**Records provided:**
+===+

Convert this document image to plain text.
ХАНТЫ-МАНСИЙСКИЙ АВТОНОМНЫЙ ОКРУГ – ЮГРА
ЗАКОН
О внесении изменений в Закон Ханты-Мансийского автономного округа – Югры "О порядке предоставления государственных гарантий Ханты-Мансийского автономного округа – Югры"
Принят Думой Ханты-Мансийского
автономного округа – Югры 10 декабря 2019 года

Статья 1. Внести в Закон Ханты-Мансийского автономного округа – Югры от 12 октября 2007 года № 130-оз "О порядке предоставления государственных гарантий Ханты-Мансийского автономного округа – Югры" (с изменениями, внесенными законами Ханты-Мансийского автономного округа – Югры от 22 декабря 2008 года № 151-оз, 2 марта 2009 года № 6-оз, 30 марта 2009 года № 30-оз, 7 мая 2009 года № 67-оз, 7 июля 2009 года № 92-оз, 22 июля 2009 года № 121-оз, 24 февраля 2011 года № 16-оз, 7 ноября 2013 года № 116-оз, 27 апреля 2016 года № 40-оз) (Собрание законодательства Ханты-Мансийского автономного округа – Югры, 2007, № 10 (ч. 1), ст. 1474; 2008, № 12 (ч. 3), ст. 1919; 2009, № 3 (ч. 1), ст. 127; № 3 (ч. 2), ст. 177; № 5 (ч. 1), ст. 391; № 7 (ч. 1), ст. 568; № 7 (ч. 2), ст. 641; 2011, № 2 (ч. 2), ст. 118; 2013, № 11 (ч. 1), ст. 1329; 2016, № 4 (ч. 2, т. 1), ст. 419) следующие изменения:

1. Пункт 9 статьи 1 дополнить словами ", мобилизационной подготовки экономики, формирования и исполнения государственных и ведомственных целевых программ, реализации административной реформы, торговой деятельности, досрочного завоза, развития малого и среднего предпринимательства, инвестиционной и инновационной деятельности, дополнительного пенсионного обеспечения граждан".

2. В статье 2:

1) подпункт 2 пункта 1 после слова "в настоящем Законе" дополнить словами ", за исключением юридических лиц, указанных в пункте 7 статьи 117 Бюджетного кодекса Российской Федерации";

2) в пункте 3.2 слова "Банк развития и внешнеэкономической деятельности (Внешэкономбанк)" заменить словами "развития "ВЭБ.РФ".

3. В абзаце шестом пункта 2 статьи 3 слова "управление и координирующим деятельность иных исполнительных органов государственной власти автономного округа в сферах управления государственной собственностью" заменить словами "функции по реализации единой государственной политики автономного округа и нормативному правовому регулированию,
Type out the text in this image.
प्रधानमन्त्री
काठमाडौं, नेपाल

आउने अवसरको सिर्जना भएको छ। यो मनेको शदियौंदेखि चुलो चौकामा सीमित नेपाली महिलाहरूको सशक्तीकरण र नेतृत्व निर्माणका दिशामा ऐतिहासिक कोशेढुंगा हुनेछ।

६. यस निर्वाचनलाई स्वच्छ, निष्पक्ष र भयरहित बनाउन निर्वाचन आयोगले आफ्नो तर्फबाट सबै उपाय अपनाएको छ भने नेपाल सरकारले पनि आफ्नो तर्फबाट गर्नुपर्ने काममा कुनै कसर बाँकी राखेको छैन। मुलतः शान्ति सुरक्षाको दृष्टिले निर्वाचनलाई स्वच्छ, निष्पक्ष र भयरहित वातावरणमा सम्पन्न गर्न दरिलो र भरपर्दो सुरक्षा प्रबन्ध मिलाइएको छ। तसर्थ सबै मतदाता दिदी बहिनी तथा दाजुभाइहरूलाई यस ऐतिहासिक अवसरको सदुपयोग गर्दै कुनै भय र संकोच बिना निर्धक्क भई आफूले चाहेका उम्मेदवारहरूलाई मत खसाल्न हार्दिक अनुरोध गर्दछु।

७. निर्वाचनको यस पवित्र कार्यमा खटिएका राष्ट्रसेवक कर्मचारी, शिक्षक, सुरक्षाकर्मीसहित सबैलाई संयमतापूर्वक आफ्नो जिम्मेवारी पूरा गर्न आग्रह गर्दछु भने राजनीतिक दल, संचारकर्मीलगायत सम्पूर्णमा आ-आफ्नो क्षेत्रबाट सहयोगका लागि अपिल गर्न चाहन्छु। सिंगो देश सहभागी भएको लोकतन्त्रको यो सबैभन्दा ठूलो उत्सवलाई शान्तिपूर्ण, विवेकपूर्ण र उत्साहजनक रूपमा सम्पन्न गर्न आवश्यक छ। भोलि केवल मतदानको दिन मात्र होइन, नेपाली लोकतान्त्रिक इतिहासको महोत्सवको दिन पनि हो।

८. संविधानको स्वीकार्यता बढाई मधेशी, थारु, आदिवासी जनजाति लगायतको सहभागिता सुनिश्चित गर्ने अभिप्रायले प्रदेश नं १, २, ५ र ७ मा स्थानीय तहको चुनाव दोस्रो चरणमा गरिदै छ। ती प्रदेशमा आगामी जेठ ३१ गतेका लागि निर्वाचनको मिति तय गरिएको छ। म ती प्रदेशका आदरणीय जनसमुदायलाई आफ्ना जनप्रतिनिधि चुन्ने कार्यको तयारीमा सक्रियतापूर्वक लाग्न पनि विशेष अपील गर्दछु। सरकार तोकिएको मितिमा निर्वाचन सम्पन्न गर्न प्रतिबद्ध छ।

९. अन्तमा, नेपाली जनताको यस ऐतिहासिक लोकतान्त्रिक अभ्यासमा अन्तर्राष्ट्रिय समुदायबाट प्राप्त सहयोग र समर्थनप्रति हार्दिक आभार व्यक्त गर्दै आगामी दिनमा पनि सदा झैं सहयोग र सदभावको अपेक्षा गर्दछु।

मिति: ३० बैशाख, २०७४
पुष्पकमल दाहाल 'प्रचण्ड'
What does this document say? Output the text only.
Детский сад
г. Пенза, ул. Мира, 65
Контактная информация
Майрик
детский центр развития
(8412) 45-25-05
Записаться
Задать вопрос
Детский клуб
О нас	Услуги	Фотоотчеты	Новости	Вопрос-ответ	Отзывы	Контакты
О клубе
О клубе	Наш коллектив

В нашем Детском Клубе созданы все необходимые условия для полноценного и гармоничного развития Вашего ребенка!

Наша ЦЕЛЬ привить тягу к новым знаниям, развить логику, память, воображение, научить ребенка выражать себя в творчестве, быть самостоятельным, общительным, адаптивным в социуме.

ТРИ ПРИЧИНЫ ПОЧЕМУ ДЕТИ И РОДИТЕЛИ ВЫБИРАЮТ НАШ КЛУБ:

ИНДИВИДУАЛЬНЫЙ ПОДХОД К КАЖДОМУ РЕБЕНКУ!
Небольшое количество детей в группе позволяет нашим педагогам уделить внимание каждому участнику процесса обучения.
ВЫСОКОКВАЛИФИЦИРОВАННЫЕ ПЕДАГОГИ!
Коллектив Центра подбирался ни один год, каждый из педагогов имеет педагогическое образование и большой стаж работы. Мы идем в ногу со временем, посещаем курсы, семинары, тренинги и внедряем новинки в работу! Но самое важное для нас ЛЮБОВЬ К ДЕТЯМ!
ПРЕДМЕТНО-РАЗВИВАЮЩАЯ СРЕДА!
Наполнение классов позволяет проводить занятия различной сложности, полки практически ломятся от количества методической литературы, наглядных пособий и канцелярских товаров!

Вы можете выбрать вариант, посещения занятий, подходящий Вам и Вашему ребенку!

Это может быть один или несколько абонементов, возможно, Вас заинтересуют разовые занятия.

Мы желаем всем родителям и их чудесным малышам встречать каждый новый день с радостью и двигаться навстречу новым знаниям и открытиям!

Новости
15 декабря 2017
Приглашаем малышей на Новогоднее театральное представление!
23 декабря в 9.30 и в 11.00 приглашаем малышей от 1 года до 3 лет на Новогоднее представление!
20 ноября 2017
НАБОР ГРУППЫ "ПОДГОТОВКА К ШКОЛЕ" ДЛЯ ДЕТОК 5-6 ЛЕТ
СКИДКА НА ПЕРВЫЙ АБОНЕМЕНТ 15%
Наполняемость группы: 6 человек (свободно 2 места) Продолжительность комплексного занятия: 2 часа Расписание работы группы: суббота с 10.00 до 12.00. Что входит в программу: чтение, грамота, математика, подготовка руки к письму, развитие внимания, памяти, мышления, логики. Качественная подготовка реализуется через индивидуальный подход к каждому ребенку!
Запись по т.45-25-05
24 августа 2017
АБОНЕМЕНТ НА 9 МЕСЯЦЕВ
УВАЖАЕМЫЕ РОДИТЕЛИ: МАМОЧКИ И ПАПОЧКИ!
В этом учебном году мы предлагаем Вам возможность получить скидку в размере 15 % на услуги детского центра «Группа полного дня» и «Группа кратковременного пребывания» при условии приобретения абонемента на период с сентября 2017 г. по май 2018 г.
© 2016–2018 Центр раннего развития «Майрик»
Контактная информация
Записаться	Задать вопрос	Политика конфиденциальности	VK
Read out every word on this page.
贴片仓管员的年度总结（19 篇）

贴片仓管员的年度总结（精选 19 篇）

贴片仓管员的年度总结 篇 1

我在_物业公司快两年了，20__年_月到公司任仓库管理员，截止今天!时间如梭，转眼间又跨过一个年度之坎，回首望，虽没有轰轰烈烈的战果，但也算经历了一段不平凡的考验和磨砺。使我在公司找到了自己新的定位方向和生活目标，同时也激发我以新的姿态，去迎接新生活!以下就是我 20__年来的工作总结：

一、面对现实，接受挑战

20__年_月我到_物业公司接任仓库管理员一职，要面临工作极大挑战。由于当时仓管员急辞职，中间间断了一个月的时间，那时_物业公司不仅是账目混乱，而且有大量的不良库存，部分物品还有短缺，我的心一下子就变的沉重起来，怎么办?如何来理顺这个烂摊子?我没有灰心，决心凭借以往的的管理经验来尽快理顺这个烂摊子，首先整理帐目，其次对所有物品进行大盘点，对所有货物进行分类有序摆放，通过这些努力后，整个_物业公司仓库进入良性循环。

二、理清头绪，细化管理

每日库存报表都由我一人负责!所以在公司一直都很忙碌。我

+===+

**Work to be completed:**
Retype, exactly and only, the lines running from the one with "Read out every word on this page." through the final line of the listing above.

**Solution to this task:**
Read out every word on this page.
贴片仓管员的年度总结（19 篇）

贴片仓管员的年度总结（精选 19 篇）

贴片仓管员的年度总结 篇 1

我在_物业公司快两年了，20__年_月到公司任仓库管理员，截止今天!时间如梭，转眼间又跨过一个年度之坎，回首望，虽没有轰轰烈烈的战果，但也算经历了一段不平凡的考验和磨砺。使我在公司找到了自己新的定位方向和生活目标，同时也激发我以新的姿态，去迎接新生活!以下就是我 20__年来的工作总结：

一、面对现实，接受挑战

20__年_月我到_物业公司接任仓库管理员一职，要面临工作极大挑战。由于当时仓管员急辞职，中间间断了一个月的时间，那时_物业公司不仅是账目混乱，而且有大量的不良库存，部分物品还有短缺，我的心一下子就变的沉重起来，怎么办?如何来理顺这个烂摊子?我没有灰心，决心凭借以往的的管理经验来尽快理顺这个烂摊子，首先整理帐目，其次对所有物品进行大盘点，对所有货物进行分类有序摆放，通过这些努力后，整个_物业公司仓库进入良性循环。

二、理清头绪，细化管理

每日库存报表都由我一人负责!所以在公司一直都很忙碌。我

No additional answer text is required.